GOAL
Scan the material that follows. Copy every line containing the word "true".
··· AVAILABLE RECORDS
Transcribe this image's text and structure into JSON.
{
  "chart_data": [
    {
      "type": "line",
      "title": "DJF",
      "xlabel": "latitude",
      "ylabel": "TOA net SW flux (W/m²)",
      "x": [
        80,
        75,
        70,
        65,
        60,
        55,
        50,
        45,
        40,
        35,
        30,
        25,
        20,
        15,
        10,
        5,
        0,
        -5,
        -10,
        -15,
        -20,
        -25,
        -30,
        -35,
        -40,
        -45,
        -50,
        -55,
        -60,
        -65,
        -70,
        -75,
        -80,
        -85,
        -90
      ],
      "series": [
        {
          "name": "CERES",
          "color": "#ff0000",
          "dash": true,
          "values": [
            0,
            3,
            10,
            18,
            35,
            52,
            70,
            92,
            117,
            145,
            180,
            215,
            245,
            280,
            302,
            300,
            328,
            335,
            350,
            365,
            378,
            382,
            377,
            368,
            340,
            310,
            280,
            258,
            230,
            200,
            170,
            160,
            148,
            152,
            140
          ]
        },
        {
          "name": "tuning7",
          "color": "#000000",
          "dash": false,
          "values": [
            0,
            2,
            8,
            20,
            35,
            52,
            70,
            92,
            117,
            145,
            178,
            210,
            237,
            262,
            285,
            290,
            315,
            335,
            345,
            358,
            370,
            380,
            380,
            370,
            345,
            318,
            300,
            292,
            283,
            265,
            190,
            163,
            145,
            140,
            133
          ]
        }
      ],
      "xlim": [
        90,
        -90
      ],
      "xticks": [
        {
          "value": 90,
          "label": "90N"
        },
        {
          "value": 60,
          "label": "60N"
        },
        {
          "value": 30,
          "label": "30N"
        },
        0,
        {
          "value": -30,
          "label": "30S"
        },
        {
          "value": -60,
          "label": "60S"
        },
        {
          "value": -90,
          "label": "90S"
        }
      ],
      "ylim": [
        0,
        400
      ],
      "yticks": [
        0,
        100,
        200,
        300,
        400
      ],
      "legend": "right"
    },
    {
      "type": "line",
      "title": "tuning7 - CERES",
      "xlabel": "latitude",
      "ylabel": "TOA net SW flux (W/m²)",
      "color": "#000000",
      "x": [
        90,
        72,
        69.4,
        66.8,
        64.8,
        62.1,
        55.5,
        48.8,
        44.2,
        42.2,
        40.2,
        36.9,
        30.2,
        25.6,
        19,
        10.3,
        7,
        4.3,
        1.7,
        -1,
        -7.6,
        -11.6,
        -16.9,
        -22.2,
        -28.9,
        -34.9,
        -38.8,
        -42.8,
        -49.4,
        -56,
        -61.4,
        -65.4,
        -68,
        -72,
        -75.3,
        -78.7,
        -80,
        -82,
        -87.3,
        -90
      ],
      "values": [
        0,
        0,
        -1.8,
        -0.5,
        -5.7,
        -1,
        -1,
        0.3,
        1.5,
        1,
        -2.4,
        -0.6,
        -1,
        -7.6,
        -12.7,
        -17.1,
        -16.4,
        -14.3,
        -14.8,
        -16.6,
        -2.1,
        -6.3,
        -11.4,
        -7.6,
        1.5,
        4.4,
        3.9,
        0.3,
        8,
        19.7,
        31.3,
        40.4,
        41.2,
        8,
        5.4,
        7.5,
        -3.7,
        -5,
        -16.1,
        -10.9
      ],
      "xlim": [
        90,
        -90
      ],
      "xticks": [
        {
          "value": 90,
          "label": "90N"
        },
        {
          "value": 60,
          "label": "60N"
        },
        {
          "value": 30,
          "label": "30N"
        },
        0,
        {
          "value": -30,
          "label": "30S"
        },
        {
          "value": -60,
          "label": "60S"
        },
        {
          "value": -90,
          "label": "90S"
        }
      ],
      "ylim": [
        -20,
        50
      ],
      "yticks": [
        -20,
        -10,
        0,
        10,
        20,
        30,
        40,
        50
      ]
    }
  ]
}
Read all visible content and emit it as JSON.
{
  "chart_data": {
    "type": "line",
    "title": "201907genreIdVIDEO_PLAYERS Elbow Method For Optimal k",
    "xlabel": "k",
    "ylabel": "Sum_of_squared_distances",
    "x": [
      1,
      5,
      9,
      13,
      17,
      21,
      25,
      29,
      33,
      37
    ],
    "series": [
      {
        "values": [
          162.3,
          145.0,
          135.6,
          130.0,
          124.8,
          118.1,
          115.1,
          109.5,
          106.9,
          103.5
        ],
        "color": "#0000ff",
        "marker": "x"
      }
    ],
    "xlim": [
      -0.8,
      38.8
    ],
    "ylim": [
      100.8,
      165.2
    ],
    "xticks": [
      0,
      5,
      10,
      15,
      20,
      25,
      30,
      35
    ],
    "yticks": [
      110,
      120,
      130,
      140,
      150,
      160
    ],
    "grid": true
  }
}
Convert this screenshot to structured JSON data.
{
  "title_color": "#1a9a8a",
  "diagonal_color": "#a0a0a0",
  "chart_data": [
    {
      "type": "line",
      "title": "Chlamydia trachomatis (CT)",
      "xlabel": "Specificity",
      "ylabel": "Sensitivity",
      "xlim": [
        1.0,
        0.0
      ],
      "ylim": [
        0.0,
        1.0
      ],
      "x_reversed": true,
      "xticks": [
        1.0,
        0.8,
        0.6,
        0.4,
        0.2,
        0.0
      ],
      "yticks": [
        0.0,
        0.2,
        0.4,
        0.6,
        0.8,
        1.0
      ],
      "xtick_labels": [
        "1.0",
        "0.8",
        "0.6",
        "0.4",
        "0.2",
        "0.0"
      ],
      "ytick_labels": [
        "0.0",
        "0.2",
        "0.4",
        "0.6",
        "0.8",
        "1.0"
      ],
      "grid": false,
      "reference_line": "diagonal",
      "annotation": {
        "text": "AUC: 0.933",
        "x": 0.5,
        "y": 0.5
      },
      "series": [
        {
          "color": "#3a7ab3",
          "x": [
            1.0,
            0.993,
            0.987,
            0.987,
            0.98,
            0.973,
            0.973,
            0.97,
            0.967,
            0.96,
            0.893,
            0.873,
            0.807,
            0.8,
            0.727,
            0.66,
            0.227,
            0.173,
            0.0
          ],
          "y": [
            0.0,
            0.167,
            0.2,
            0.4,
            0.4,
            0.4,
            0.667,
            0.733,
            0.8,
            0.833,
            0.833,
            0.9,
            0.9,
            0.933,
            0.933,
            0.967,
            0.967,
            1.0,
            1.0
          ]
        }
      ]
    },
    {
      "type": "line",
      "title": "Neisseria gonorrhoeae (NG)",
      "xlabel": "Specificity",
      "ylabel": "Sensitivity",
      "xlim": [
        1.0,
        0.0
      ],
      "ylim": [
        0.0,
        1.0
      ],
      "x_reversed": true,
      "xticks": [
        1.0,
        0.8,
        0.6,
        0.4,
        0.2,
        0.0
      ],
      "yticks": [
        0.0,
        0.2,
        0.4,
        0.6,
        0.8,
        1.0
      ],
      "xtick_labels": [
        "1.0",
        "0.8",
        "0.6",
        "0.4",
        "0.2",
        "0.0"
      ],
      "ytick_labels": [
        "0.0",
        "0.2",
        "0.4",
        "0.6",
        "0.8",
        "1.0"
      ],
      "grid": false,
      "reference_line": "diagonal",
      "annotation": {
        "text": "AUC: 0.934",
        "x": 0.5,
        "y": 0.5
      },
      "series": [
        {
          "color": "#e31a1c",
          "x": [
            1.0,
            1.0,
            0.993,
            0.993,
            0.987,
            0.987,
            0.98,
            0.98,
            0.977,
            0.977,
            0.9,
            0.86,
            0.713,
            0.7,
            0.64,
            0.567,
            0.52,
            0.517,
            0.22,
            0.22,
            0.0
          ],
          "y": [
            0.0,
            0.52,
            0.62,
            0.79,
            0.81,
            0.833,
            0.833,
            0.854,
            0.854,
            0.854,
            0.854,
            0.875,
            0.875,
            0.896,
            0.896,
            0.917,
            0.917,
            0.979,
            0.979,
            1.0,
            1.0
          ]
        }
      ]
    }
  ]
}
······
TASK OUTPUT
          "dash": true,
    "grid": true
      "x_reversed": true,
      "x_reversed": true,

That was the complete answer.